### Records provided:

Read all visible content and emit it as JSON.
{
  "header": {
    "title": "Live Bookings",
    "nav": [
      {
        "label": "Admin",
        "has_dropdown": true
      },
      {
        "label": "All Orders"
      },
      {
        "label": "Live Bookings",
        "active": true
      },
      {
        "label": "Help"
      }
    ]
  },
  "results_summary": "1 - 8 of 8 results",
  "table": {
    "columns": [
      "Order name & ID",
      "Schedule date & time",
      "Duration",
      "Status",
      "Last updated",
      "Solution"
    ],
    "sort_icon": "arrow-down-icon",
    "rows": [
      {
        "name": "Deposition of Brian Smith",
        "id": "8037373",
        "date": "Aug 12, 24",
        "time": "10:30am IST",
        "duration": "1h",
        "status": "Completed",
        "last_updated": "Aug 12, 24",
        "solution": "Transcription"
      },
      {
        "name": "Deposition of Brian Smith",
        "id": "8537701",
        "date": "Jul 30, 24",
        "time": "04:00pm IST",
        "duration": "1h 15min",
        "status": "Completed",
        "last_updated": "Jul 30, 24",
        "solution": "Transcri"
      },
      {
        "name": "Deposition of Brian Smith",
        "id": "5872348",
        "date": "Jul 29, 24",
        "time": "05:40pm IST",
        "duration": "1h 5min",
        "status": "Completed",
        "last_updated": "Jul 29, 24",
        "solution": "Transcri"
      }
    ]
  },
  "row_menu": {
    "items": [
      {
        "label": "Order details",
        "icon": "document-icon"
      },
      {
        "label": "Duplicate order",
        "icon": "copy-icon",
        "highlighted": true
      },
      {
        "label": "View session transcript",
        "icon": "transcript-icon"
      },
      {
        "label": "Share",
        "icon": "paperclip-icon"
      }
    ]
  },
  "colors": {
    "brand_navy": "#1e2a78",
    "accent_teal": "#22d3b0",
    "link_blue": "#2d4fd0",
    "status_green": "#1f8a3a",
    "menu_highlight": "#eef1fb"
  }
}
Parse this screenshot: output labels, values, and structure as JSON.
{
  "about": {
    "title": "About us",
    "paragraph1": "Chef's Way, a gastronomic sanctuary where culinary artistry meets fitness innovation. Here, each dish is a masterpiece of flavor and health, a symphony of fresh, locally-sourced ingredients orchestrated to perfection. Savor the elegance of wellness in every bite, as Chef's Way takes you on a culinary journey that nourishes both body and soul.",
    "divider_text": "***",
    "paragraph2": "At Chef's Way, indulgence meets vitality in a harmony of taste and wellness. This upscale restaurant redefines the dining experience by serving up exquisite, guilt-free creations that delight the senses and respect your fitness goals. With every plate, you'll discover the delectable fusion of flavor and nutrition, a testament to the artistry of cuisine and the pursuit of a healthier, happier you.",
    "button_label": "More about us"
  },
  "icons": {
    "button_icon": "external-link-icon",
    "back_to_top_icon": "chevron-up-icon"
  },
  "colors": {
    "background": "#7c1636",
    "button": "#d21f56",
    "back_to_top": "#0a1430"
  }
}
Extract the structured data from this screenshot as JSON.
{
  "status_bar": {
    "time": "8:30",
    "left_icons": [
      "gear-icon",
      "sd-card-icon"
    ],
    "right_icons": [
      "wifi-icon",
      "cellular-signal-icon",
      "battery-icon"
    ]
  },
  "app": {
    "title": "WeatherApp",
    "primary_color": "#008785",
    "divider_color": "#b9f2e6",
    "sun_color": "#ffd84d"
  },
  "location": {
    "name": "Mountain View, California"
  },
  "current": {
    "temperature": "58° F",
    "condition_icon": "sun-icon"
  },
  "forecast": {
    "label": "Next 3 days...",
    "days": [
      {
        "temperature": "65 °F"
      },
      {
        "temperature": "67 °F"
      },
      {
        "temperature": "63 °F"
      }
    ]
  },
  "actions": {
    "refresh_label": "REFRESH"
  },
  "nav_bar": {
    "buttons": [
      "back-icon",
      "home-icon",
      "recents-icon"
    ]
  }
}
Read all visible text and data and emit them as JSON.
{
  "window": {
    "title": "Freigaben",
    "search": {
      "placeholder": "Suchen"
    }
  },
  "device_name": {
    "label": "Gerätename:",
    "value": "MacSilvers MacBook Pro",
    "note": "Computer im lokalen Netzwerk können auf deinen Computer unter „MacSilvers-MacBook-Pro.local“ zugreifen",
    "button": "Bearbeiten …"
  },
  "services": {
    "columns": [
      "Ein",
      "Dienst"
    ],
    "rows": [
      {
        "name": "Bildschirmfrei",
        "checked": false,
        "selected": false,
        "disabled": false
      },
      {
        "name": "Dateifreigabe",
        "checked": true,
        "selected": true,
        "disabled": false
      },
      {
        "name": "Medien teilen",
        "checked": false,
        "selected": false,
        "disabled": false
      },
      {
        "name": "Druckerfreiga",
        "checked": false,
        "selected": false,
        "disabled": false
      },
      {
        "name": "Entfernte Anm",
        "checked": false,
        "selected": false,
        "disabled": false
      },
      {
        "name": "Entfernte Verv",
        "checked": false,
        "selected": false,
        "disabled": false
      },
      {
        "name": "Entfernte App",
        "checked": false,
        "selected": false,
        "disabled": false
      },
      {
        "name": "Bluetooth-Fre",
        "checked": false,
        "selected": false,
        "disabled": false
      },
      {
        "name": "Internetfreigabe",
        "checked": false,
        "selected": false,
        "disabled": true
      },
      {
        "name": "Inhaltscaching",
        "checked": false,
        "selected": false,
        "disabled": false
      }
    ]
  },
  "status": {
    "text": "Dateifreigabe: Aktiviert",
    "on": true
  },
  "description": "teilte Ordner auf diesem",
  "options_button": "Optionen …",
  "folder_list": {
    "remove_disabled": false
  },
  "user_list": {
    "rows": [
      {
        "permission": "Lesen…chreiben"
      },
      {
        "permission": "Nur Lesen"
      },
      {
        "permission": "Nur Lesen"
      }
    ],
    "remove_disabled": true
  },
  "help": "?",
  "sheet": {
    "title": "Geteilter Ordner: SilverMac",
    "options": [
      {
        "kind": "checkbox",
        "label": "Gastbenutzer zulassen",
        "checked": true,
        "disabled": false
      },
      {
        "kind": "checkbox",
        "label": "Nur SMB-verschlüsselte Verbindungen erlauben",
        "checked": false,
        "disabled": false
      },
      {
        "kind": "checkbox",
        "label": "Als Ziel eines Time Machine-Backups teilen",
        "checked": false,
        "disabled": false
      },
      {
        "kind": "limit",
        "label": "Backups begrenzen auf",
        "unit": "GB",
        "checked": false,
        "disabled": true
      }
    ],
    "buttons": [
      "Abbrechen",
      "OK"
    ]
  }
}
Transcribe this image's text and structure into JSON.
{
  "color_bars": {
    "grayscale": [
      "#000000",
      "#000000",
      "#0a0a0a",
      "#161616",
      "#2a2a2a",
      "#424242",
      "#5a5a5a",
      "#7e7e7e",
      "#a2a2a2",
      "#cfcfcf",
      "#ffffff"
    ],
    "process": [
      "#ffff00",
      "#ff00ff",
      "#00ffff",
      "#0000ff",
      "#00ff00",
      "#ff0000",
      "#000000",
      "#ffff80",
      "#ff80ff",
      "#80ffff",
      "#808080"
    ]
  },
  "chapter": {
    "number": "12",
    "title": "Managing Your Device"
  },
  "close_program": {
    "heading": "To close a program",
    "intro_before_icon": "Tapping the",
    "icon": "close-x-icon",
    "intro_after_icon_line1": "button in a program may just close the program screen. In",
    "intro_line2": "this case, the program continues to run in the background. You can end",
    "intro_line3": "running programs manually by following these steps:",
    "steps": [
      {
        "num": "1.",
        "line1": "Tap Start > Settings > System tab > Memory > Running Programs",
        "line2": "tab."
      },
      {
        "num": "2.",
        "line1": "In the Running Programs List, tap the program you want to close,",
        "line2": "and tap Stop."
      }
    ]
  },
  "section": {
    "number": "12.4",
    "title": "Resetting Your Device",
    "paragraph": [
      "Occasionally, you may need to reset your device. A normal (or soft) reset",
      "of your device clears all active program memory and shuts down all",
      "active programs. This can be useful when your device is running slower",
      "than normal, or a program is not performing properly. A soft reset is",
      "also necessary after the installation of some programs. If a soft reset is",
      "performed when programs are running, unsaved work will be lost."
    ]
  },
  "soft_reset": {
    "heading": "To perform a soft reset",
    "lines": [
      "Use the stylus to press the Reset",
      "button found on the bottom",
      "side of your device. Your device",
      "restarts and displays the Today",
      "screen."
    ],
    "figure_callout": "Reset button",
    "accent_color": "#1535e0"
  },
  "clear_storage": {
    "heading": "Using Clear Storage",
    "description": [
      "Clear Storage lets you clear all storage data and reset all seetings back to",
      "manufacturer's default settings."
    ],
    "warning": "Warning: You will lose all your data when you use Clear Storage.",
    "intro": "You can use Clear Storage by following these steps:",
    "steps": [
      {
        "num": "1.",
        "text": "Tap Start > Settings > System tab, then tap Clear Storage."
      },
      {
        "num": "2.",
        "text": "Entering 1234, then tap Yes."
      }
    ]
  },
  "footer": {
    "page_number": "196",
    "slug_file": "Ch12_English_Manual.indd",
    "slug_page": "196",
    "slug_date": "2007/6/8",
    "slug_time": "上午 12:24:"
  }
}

### The task:
Return each line of the listing that holds the string "description".

### Response for this exercise:
  "description": "teilte Ordner auf diesem",
    "description": [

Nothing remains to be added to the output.